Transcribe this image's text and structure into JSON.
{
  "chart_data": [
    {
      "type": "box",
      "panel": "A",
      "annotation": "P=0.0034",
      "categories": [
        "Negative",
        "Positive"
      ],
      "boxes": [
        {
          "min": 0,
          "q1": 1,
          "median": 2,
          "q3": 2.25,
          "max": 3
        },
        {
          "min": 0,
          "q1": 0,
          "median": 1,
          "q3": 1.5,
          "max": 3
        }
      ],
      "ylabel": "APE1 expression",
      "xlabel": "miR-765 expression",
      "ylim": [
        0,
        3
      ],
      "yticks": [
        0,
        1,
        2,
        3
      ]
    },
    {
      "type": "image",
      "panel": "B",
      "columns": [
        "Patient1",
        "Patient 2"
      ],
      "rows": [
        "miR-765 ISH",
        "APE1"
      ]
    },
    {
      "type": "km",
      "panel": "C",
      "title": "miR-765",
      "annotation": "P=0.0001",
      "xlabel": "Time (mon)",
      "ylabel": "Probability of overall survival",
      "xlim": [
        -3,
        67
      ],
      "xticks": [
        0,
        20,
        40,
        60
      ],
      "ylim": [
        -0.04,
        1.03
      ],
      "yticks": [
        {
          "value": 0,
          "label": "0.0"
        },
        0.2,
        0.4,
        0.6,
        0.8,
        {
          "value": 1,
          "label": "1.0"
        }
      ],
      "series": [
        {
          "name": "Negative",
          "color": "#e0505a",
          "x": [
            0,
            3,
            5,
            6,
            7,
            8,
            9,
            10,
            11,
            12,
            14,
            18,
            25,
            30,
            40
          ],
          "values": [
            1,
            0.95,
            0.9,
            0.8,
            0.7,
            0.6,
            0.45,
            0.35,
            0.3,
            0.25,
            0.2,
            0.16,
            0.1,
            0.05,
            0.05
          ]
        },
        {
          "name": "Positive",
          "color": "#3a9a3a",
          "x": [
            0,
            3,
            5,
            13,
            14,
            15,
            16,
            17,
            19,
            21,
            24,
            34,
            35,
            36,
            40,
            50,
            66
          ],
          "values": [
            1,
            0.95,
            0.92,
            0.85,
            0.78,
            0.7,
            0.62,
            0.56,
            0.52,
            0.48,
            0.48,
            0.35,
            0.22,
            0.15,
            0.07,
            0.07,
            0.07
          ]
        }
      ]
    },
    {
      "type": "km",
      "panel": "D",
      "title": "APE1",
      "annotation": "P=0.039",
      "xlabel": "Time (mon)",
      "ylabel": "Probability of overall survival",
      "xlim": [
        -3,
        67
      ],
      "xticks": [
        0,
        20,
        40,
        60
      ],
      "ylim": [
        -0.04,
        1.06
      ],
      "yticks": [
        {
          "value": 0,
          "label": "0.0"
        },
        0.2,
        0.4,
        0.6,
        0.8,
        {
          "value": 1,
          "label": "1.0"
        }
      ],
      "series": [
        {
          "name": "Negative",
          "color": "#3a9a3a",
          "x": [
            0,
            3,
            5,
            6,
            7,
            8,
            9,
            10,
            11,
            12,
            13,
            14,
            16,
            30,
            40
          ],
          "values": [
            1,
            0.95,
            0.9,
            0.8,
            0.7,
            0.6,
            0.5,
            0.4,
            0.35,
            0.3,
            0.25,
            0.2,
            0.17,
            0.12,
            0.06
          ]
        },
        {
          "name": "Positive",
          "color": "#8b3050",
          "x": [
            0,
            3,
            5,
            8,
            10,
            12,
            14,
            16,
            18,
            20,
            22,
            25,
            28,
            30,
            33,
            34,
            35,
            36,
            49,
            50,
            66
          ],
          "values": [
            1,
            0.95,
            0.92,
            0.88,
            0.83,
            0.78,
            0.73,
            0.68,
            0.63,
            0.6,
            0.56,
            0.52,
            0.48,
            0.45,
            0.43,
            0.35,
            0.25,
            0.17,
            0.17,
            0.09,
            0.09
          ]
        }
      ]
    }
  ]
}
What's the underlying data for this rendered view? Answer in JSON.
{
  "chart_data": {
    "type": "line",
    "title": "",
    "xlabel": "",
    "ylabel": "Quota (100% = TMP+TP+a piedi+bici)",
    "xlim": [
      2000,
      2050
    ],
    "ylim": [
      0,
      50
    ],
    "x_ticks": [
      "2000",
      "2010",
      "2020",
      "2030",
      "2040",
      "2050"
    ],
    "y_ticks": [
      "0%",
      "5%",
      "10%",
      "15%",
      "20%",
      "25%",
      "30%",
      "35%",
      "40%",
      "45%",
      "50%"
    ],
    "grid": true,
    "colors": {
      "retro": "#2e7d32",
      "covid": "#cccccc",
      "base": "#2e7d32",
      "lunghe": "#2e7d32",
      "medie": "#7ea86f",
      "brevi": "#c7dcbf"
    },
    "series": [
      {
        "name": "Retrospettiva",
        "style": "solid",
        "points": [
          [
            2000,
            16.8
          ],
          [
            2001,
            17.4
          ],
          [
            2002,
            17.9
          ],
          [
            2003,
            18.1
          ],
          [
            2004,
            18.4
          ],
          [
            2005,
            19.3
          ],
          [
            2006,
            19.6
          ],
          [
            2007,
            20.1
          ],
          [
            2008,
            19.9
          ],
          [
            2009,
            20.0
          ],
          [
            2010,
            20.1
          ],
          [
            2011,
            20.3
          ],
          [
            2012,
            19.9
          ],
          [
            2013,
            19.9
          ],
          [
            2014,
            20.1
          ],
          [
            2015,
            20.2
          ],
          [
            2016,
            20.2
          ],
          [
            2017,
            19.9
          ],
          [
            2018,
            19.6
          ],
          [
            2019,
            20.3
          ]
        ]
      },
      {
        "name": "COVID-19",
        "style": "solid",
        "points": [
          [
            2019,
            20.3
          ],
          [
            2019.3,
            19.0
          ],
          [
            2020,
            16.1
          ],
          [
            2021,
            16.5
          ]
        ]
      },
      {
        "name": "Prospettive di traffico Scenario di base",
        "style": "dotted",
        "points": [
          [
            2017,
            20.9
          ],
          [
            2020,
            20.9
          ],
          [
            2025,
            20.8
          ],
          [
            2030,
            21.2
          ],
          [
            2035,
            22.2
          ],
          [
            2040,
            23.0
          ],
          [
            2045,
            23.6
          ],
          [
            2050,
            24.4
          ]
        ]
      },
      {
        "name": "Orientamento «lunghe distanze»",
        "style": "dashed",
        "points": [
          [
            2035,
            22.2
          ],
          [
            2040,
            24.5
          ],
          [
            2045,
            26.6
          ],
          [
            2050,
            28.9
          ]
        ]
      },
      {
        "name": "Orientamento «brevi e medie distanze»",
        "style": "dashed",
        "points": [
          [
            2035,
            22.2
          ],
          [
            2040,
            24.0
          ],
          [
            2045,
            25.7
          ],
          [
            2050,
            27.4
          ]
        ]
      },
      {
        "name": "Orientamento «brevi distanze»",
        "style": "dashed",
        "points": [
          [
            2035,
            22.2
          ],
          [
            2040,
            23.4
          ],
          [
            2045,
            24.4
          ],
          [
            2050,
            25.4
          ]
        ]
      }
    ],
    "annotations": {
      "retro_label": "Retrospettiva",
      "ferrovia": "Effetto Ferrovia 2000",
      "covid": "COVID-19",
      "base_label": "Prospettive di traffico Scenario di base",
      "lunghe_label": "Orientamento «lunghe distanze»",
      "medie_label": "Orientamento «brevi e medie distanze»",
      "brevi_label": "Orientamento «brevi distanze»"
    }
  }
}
____
> **YOUR TASK**:
Extract all of the data above without altering anything.

> **THE RESPONSE**:
Transcribe this image's text and structure into JSON.
{
  "chart_data": [
    {
      "type": "box",
      "panel": "A",
      "annotation": "P=0.0034",
      "categories": [
        "Negative",
        "Positive"
      ],
      "boxes": [
        {
          "min": 0,
          "q1": 1,
          "median": 2,
          "q3": 2.25,
          "max": 3
        },
        {
          "min": 0,
          "q1": 0,
          "median": 1,
          "q3": 1.5,
          "max": 3
        }
      ],
      "ylabel": "APE1 expression",
      "xlabel": "miR-765 expression",
      "ylim": [
        0,
        3
      ],
      "yticks": [
        0,
        1,
        2,
        3
      ]
    },
    {
      "type": "image",
      "panel": "B",
      "columns": [
        "Patient1",
        "Patient 2"
      ],
      "rows": [
        "miR-765 ISH",
        "APE1"
      ]
    },
    {
      "type": "km",
      "panel": "C",
      "title": "miR-765",
      "annotation": "P=0.0001",
      "xlabel": "Time (mon)",
      "ylabel": "Probability of overall survival",
      "xlim": [
        -3,
        67
      ],
      "xticks": [
        0,
        20,
        40,
        60
      ],
      "ylim": [
        -0.04,
        1.03
      ],
      "yticks": [
        {
          "value": 0,
          "label": "0.0"
        },
        0.2,
        0.4,
        0.6,
        0.8,
        {
          "value": 1,
          "label": "1.0"
        }
      ],
      "series": [
        {
          "name": "Negative",
          "color": "#e0505a",
          "x": [
            0,
            3,
            5,
            6,
            7,
            8,
            9,
            10,
            11,
            12,
            14,
            18,
            25,
            30,
            40
          ],
          "values": [
            1,
            0.95,
            0.9,
            0.8,
            0.7,
            0.6,
            0.45,
            0.35,
            0.3,
            0.25,
            0.2,
            0.16,
            0.1,
            0.05,
            0.05
          ]
        },
        {
          "name": "Positive",
          "color": "#3a9a3a",
          "x": [
            0,
            3,
            5,
            13,
            14,
            15,
            16,
            17,
            19,
            21,
            24,
            34,
            35,
            36,
            40,
            50,
            66
          ],
          "values": [
            1,
            0.95,
            0.92,
            0.85,
            0.78,
            0.7,
            0.62,
            0.56,
            0.52,
            0.48,
            0.48,
            0.35,
            0.22,
            0.15,
            0.07,
            0.07,
            0.07
          ]
        }
      ]
    },
    {
      "type": "km",
      "panel": "D",
      "title": "APE1",
      "annotation": "P=0.039",
      "xlabel": "Time (mon)",
      "ylabel": "Probability of overall survival",
      "xlim": [
        -3,
        67
      ],
      "xticks": [
        0,
        20,
        40,
        60
      ],
      "ylim": [
        -0.04,
        1.06
      ],
      "yticks": [
        {
          "value": 0,
          "label": "0.0"
        },
        0.2,
        0.4,
        0.6,
        0.8,
        {
          "value": 1,
          "label": "1.0"
        }
      ],
      "series": [
        {
          "name": "Negative",
          "color": "#3a9a3a",
          "x": [
            0,
            3,
            5,
            6,
            7,
            8,
            9,
            10,
            11,
            12,
            13,
            14,
            16,
            30,
            40
          ],
          "values": [
            1,
            0.95,
            0.9,
            0.8,
            0.7,
            0.6,
            0.5,
            0.4,
            0.35,
            0.3,
            0.25,
            0.2,
            0.17,
            0.12,
            0.06
          ]
        },
        {
          "name": "Positive",
          "color": "#8b3050",
          "x": [
            0,
            3,
            5,
            8,
            10,
            12,
            14,
            16,
            18,
            20,
            22,
            25,
            28,
            30,
            33,
            34,
            35,
            36,
            49,
            50,
            66
          ],
          "values": [
            1,
            0.95,
            0.92,
            0.88,
            0.83,
            0.78,
            0.73,
            0.68,
            0.63,
            0.6,
            0.56,
            0.52,
            0.48,
            0.45,
            0.43,
            0.35,
            0.25,
            0.17,
            0.17,
            0.09,
            0.09
          ]
        }
      ]
    }
  ]
}
What's the underlying data for this rendered view? Answer in JSON.
{
  "chart_data": {
    "type": "line",
    "title": "",
    "xlabel": "",
    "ylabel": "Quota (100% = TMP+TP+a piedi+bici)",
    "xlim": [
      2000,
      2050
    ],
    "ylim": [
      0,
      50
    ],
    "x_ticks": [
      "2000",
      "2010",
      "2020",
      "2030",
      "2040",
      "2050"
    ],
    "y_ticks": [
      "0%",
      "5%",
      "10%",
      "15%",
      "20%",
      "25%",
      "30%",
      "35%",
      "40%",
      "45%",
      "50%"
    ],
    "grid": true,
    "colors": {
      "retro": "#2e7d32",
      "covid": "#cccccc",
      "base": "#2e7d32",
      "lunghe": "#2e7d32",
      "medie": "#7ea86f",
      "brevi": "#c7dcbf"
    },
    "series": [
      {
        "name": "Retrospettiva",
        "style": "solid",
        "points": [
          [
            2000,
            16.8
          ],
          [
            2001,
            17.4
          ],
          [
            2002,
            17.9
          ],
          [
            2003,
            18.1
          ],
          [
            2004,
            18.4
          ],
          [
            2005,
            19.3
          ],
          [
            2006,
            19.6
          ],
          [
            2007,
            20.1
          ],
          [
            2008,
            19.9
          ],
          [
            2009,
            20.0
          ],
          [
            2010,
            20.1
          ],
          [
            2011,
            20.3
          ],
          [
            2012,
            19.9
          ],
          [
            2013,
            19.9
          ],
          [
            2014,
            20.1
          ],
          [
            2015,
            20.2
          ],
          [
            2016,
            20.2
          ],
          [
            2017,
            19.9
          ],
          [
            2018,
            19.6
          ],
          [
            2019,
            20.3
          ]
        ]
      },
      {
        "name": "COVID-19",
        "style": "solid",
        "points": [
          [
            2019,
            20.3
          ],
          [
            2019.3,
            19.0
          ],
          [
            2020,
            16.1
          ],
          [
            2021,
            16.5
          ]
        ]
      },
      {
        "name": "Prospettive di traffico Scenario di base",
        "style": "dotted",
        "points": [
          [
            2017,
            20.9
          ],
          [
            2020,
            20.9
          ],
          [
            2025,
            20.8
          ],
          [
            2030,
            21.2
          ],
          [
            2035,
            22.2
          ],
          [
            2040,
            23.0
          ],
          [
            2045,
            23.6
          ],
          [
            2050,
            24.4
          ]
        ]
      },
      {
        "name": "Orientamento «lunghe distanze»",
        "style": "dashed",
        "points": [
          [
            2035,
            22.2
          ],
          [
            2040,
            24.5
          ],
          [
            2045,
            26.6
          ],
          [
            2050,
            28.9
          ]
        ]
      },
      {
        "name": "Orientamento «brevi e medie distanze»",
        "style": "dashed",
        "points": [
          [
            2035,
            22.2
          ],
          [
            2040,
            24.0
          ],
          [
            2045,
            25.7
          ],
          [
            2050,
            27.4
          ]
        ]
      },
      {
        "name": "Orientamento «brevi distanze»",
        "style": "dashed",
        "points": [
          [
            2035,
            22.2
          ],
          [
            2040,
            23.4
          ],
          [
            2045,
            24.4
          ],
          [
            2050,
            25.4
          ]
        ]
      }
    ],
    "annotations": {
      "retro_label": "Retrospettiva",
      "ferrovia": "Effetto Ferrovia 2000",
      "covid": "COVID-19",
      "base_label": "Prospettive di traffico Scenario di base",
      "lunghe_label": "Orientamento «lunghe distanze»",
      "medie_label": "Orientamento «brevi e medie distanze»",
      "brevi_label": "Orientamento «brevi distanze»"
    }
  }
}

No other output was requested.